= Short problem =
Show every line where "учетом" occurs.

* START Recorded data *

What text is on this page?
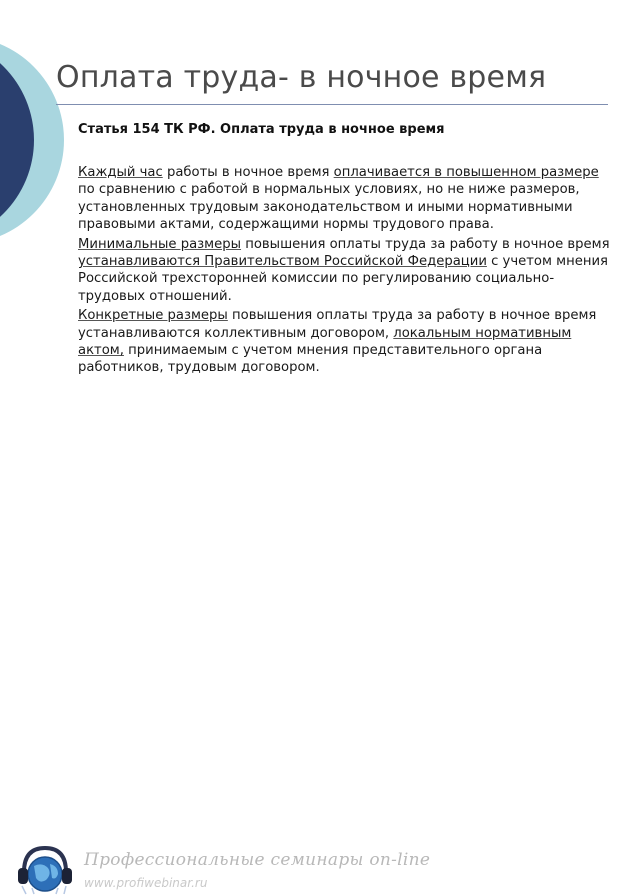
Оплата труда- в ночное время
Статья 154 ТК РФ. Оплата труда в ночное время
Каждый час работы в ночное время оплачивается в повышенном размере по сравнению с работой в нормальных условиях, но не ниже размеров, установленных трудовым законодательством и иными нормативными правовыми актами, содержащими нормы трудового права.
Минимальные размеры повышения оплаты труда за работу в ночное время устанавливаются Правительством Российской Федерации с учетом мнения Российской трехсторонней комиссии по регулированию социально-трудовых отношений.
Конкретные размеры повышения оплаты труда за работу в ночное время устанавливаются коллективным договором, локальным нормативным актом, принимаемым с учетом мнения представительного органа работников, трудовым договором.
Профессиональные семинары on-line
www.profiwebinar.ru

* END Recorded data *

= Answer in full =
Минимальные размеры повышения оплаты труда за работу в ночное время устанавливаются Правительством Российской Федерации с учетом мнения Российской трехсторонней комиссии по регулированию социально-трудовых отношений.
Конкретные размеры повышения оплаты труда за работу в ночное время устанавливаются коллективным договором, локальным нормативным актом, принимаемым с учетом мнения представительного органа работников, трудовым договором.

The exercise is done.